Please print all of the material below, word for word.

### WORKING DATA:
(begin)
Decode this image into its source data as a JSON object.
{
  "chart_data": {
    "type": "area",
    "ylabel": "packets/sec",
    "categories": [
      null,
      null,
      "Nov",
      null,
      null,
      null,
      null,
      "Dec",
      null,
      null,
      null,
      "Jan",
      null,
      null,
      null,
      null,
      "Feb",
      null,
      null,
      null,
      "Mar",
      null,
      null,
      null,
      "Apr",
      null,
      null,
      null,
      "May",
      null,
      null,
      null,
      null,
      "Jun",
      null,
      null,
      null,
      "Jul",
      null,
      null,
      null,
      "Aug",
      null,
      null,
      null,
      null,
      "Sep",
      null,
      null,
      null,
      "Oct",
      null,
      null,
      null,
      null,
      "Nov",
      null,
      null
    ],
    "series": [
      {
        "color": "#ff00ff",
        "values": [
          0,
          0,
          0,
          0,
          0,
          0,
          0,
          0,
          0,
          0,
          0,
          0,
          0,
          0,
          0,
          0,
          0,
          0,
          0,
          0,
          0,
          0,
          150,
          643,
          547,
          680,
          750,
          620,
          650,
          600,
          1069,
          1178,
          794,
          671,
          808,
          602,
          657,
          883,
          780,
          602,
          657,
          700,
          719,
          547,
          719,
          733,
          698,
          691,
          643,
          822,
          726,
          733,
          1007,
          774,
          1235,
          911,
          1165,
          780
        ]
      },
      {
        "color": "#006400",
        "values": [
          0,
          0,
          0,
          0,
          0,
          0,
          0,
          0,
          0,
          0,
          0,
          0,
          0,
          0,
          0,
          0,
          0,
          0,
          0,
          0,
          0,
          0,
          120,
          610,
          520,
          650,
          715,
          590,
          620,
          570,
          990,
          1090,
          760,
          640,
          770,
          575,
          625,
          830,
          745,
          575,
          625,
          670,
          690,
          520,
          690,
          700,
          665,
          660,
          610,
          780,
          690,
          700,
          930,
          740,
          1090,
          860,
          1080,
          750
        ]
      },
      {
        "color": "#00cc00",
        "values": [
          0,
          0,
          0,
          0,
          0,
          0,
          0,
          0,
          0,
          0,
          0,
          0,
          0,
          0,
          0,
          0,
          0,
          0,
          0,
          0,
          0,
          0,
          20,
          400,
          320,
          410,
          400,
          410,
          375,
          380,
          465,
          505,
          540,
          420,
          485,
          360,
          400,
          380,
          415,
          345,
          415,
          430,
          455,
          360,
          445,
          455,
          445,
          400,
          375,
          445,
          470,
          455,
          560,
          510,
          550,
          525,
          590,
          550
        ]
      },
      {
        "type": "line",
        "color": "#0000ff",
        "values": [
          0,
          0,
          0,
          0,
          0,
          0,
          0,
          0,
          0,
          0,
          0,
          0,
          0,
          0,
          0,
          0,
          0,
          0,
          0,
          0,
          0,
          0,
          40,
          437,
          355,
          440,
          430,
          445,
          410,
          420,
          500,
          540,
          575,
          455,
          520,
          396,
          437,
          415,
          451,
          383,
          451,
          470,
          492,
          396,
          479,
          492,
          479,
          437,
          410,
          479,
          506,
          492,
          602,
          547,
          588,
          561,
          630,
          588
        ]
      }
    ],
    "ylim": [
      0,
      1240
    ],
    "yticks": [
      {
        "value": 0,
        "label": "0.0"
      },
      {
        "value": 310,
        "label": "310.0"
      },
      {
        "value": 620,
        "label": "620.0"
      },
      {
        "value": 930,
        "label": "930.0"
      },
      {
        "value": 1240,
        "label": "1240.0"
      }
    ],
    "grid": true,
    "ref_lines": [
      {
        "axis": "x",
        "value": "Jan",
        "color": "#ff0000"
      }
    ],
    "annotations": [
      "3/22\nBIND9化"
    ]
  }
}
(end)
### THE REPLY:
Decode this image into its source data as a JSON object.
{
  "chart_data": {
    "type": "area",
    "ylabel": "packets/sec",
    "categories": [
      null,
      null,
      "Nov",
      null,
      null,
      null,
      null,
      "Dec",
      null,
      null,
      null,
      "Jan",
      null,
      null,
      null,
      null,
      "Feb",
      null,
      null,
      null,
      "Mar",
      null,
      null,
      null,
      "Apr",
      null,
      null,
      null,
      "May",
      null,
      null,
      null,
      null,
      "Jun",
      null,
      null,
      null,
      "Jul",
      null,
      null,
      null,
      "Aug",
      null,
      null,
      null,
      null,
      "Sep",
      null,
      null,
      null,
      "Oct",
      null,
      null,
      null,
      null,
      "Nov",
      null,
      null
    ],
    "series": [
      {
        "color": "#ff00ff",
        "values": [
          0,
          0,
          0,
          0,
          0,
          0,
          0,
          0,
          0,
          0,
          0,
          0,
          0,
          0,
          0,
          0,
          0,
          0,
          0,
          0,
          0,
          0,
          150,
          643,
          547,
          680,
          750,
          620,
          650,
          600,
          1069,
          1178,
          794,
          671,
          808,
          602,
          657,
          883,
          780,
          602,
          657,
          700,
          719,
          547,
          719,
          733,
          698,
          691,
          643,
          822,
          726,
          733,
          1007,
          774,
          1235,
          911,
          1165,
          780
        ]
      },
      {
        "color": "#006400",
        "values": [
          0,
          0,
          0,
          0,
          0,
          0,
          0,
          0,
          0,
          0,
          0,
          0,
          0,
          0,
          0,
          0,
          0,
          0,
          0,
          0,
          0,
          0,
          120,
          610,
          520,
          650,
          715,
          590,
          620,
          570,
          990,
          1090,
          760,
          640,
          770,
          575,
          625,
          830,
          745,
          575,
          625,
          670,
          690,
          520,
          690,
          700,
          665,
          660,
          610,
          780,
          690,
          700,
          930,
          740,
          1090,
          860,
          1080,
          750
        ]
      },
      {
        "color": "#00cc00",
        "values": [
          0,
          0,
          0,
          0,
          0,
          0,
          0,
          0,
          0,
          0,
          0,
          0,
          0,
          0,
          0,
          0,
          0,
          0,
          0,
          0,
          0,
          0,
          20,
          400,
          320,
          410,
          400,
          410,
          375,
          380,
          465,
          505,
          540,
          420,
          485,
          360,
          400,
          380,
          415,
          345,
          415,
          430,
          455,
          360,
          445,
          455,
          445,
          400,
          375,
          445,
          470,
          455,
          560,
          510,
          550,
          525,
          590,
          550
        ]
      },
      {
        "type": "line",
        "color": "#0000ff",
        "values": [
          0,
          0,
          0,
          0,
          0,
          0,
          0,
          0,
          0,
          0,
          0,
          0,
          0,
          0,
          0,
          0,
          0,
          0,
          0,
          0,
          0,
          0,
          40,
          437,
          355,
          440,
          430,
          445,
          410,
          420,
          500,
          540,
          575,
          455,
          520,
          396,
          437,
          415,
          451,
          383,
          451,
          470,
          492,
          396,
          479,
          492,
          479,
          437,
          410,
          479,
          506,
          492,
          602,
          547,
          588,
          561,
          630,
          588
        ]
      }
    ],
    "ylim": [
      0,
      1240
    ],
    "yticks": [
      {
        "value": 0,
        "label": "0.0"
      },
      {
        "value": 310,
        "label": "310.0"
      },
      {
        "value": 620,
        "label": "620.0"
      },
      {
        "value": 930,
        "label": "930.0"
      },
      {
        "value": 1240,
        "label": "1240.0"
      }
    ],
    "grid": true,
    "ref_lines": [
      {
        "axis": "x",
        "value": "Jan",
        "color": "#ff0000"
      }
    ],
    "annotations": [
      "3/22\nBIND9化"
    ]
  }
}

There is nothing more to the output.